start Data for the task
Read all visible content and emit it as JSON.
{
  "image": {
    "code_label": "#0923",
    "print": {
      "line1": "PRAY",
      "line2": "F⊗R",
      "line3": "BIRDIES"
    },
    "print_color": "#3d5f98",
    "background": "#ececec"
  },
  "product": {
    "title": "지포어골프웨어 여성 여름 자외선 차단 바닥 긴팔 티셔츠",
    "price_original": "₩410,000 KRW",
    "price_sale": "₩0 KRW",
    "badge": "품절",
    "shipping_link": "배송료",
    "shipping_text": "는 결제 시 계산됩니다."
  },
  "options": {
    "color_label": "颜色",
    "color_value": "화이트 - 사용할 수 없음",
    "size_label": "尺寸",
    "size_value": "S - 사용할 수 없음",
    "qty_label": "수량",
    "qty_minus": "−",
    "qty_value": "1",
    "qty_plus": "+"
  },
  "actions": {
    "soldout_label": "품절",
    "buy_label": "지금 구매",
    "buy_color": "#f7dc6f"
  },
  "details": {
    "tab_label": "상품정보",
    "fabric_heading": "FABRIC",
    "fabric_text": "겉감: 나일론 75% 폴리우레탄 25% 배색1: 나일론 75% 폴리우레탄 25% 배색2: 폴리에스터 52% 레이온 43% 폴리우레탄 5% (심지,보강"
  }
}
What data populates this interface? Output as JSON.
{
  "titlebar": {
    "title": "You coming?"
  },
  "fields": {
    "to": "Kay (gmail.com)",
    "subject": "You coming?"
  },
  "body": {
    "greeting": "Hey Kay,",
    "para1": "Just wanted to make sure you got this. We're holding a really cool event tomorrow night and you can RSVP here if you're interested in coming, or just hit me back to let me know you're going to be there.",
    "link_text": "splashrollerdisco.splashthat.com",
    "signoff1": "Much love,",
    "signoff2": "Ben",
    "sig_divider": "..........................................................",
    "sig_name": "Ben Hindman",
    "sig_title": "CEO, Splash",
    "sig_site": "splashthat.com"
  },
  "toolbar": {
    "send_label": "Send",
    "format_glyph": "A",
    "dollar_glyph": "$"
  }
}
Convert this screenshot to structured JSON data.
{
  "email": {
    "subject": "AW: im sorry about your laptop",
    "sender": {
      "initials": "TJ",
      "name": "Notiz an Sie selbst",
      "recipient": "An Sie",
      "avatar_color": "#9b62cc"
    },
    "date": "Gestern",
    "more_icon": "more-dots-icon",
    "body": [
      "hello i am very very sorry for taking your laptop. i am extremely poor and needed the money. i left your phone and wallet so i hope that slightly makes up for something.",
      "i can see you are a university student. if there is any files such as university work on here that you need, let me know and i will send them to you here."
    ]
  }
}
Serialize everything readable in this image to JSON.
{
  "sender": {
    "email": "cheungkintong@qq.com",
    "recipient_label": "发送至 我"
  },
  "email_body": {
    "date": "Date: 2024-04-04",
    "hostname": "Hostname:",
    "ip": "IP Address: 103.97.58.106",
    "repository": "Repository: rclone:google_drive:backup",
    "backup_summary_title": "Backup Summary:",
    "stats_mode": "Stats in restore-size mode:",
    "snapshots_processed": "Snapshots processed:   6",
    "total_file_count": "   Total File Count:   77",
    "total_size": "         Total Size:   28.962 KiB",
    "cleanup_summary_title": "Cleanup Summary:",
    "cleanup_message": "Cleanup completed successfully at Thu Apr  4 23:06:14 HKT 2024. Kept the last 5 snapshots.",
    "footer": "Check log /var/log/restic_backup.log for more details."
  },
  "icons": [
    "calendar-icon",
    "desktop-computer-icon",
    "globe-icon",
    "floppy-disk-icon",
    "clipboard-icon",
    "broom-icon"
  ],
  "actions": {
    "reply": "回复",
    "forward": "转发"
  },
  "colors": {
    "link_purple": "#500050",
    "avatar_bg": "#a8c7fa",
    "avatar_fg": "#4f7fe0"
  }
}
end Data for the task
[Given task] Output the listing above word for word.

[Task output]
Read all visible content and emit it as JSON.
{
  "image": {
    "code_label": "#0923",
    "print": {
      "line1": "PRAY",
      "line2": "F⊗R",
      "line3": "BIRDIES"
    },
    "print_color": "#3d5f98",
    "background": "#ececec"
  },
  "product": {
    "title": "지포어골프웨어 여성 여름 자외선 차단 바닥 긴팔 티셔츠",
    "price_original": "₩410,000 KRW",
    "price_sale": "₩0 KRW",
    "badge": "품절",
    "shipping_link": "배송료",
    "shipping_text": "는 결제 시 계산됩니다."
  },
  "options": {
    "color_label": "颜色",
    "color_value": "화이트 - 사용할 수 없음",
    "size_label": "尺寸",
    "size_value": "S - 사용할 수 없음",
    "qty_label": "수량",
    "qty_minus": "−",
    "qty_value": "1",
    "qty_plus": "+"
  },
  "actions": {
    "soldout_label": "품절",
    "buy_label": "지금 구매",
    "buy_color": "#f7dc6f"
  },
  "details": {
    "tab_label": "상품정보",
    "fabric_heading": "FABRIC",
    "fabric_text": "겉감: 나일론 75% 폴리우레탄 25% 배색1: 나일론 75% 폴리우레탄 25% 배색2: 폴리에스터 52% 레이온 43% 폴리우레탄 5% (심지,보강"
  }
}
What data populates this interface? Output as JSON.
{
  "titlebar": {
    "title": "You coming?"
  },
  "fields": {
    "to": "Kay (gmail.com)",
    "subject": "You coming?"
  },
  "body": {
    "greeting": "Hey Kay,",
    "para1": "Just wanted to make sure you got this. We're holding a really cool event tomorrow night and you can RSVP here if you're interested in coming, or just hit me back to let me know you're going to be there.",
    "link_text": "splashrollerdisco.splashthat.com",
    "signoff1": "Much love,",
    "signoff2": "Ben",
    "sig_divider": "..........................................................",
    "sig_name": "Ben Hindman",
    "sig_title": "CEO, Splash",
    "sig_site": "splashthat.com"
  },
  "toolbar": {
    "send_label": "Send",
    "format_glyph": "A",
    "dollar_glyph": "$"
  }
}
Convert this screenshot to structured JSON data.
{
  "email": {
    "subject": "AW: im sorry about your laptop",
    "sender": {
      "initials": "TJ",
      "name": "Notiz an Sie selbst",
      "recipient": "An Sie",
      "avatar_color": "#9b62cc"
    },
    "date": "Gestern",
    "more_icon": "more-dots-icon",
    "body": [
      "hello i am very very sorry for taking your laptop. i am extremely poor and needed the money. i left your phone and wallet so i hope that slightly makes up for something.",
      "i can see you are a university student. if there is any files such as university work on here that you need, let me know and i will send them to you here."
    ]
  }
}
Serialize everything readable in this image to JSON.
{
  "sender": {
    "email": "cheungkintong@qq.com",
    "recipient_label": "发送至 我"
  },
  "email_body": {
    "date": "Date: 2024-04-04",
    "hostname": "Hostname:",
    "ip": "IP Address: 103.97.58.106",
    "repository": "Repository: rclone:google_drive:backup",
    "backup_summary_title": "Backup Summary:",
    "stats_mode": "Stats in restore-size mode:",
    "snapshots_processed": "Snapshots processed:   6",
    "total_file_count": "   Total File Count:   77",
    "total_size": "         Total Size:   28.962 KiB",
    "cleanup_summary_title": "Cleanup Summary:",
    "cleanup_message": "Cleanup completed successfully at Thu Apr  4 23:06:14 HKT 2024. Kept the last 5 snapshots.",
    "footer": "Check log /var/log/restic_backup.log for more details."
  },
  "icons": [
    "calendar-icon",
    "desktop-computer-icon",
    "globe-icon",
    "floppy-disk-icon",
    "clipboard-icon",
    "broom-icon"
  ],
  "actions": {
    "reply": "回复",
    "forward": "转发"
  },
  "colors": {
    "link_purple": "#500050",
    "avatar_bg": "#a8c7fa",
    "avatar_fg": "#4f7fe0"
  }
}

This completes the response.